## begin INFORMATION SUPPLIED

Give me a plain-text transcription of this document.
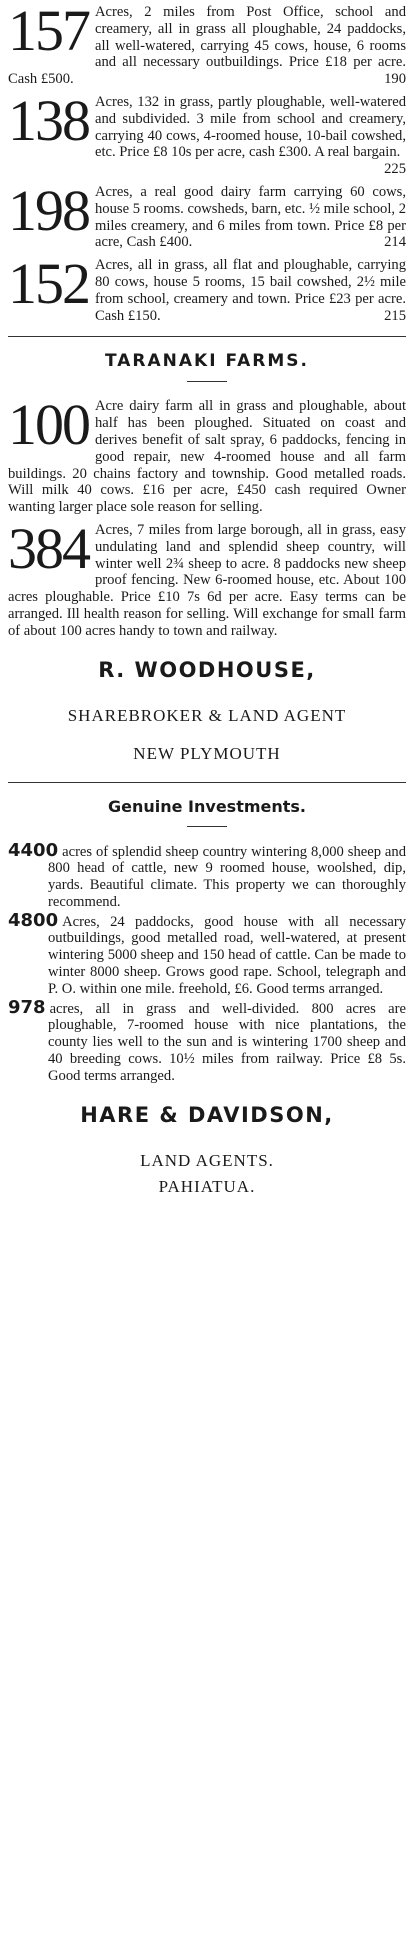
157 Acres, 2 miles from Post Office, school and creamery, all in grass all ploughable, 24 paddocks, all well-watered, carrying 45 cows, house, 6 rooms and all necessary outbuildings. Price £18 per acre. Cash £500.	190

138 Acres, 132 in grass, partly ploughable, well-watered and subdivided. 3 mile from school and creamery, carrying 40 cows, 4-roomed house, 10-bail cowshed, etc. Price £8 10s per acre, cash £300. A real bargain.
225

198 Acres, a real good dairy farm carrying 60 cows, house 5 rooms. cowsheds, barn, etc. ½ mile school, 2 miles creamery, and 6 miles from town. Price £8 per acre, Cash £400.	214

152 Acres, all in grass, all flat and ploughable, carrying 80 cows, house 5 rooms, 15 bail cowshed, 2½ mile from school, creamery and town. Price £23 per acre. Cash £150.	215

TARANAKI FARMS.
100 Acre dairy farm all in grass and ploughable, about half has been ploughed. Situated on coast and derives benefit of salt spray, 6 paddocks, fencing in good repair, new 4-roomed house and all farm buildings. 20 chains factory and township. Good metalled roads. Will milk 40 cows. £16 per acre, £450 cash required Owner wanting larger place sole reason for selling.

384 Acres, 7 miles from large borough, all in grass, easy undulating land and splendid sheep country, will winter well 2¾ sheep to acre. 8 paddocks new sheep proof fencing. New 6-roomed house, etc. About 100 acres ploughable. Price £10 7s 6d per acre. Easy terms can be arranged. Ill health reason for selling. Will exchange for small farm of about 100 acres handy to town and railway.

R. WOODHOUSE,
SHAREBROKER & LAND AGENT
NEW PLYMOUTH
Genuine Investments.
4400 acres of splendid sheep country wintering 8,000 sheep and 800 head of cattle, new 9 roomed house, woolshed, dip, yards. Beautiful climate. This property we can thoroughly recommend.
4800 Acres, 24 paddocks, good house with all necessary outbuildings, good metalled road, well-watered, at present wintering 5000 sheep and 150 head of cattle. Can be made to winter 8000 sheep. Grows good rape. School, telegraph and P. O. within one mile. freehold, £6. Good terms arranged.
978 acres, all in grass and well-divided. 800 acres are ploughable, 7-roomed house with nice plantations, the county lies well to the sun and is wintering 1700 sheep and 40 breeding cows. 10½ miles from railway. Price £8 5s. Good terms arranged.
HARE & DAVIDSON,
LAND AGENTS.
PAHIATUA.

## end INFORMATION SUPPLIED

◆ **AIM**: Copy every line that contains the string "real".

◆ **WRITTEN SOLUTION**:
138 Acres, 132 in grass, partly ploughable, well-watered and subdivided. 3 mile from school and creamery, carrying 40 cows, 4-roomed house, 10-bail cowshed, etc. Price £8 10s per acre, cash £300. A real bargain.
198 Acres, a real good dairy farm carrying 60 cows, house 5 rooms. cowsheds, barn, etc. ½ mile school, 2 miles creamery, and 6 miles from town. Price £8 per acre, Cash £400.	214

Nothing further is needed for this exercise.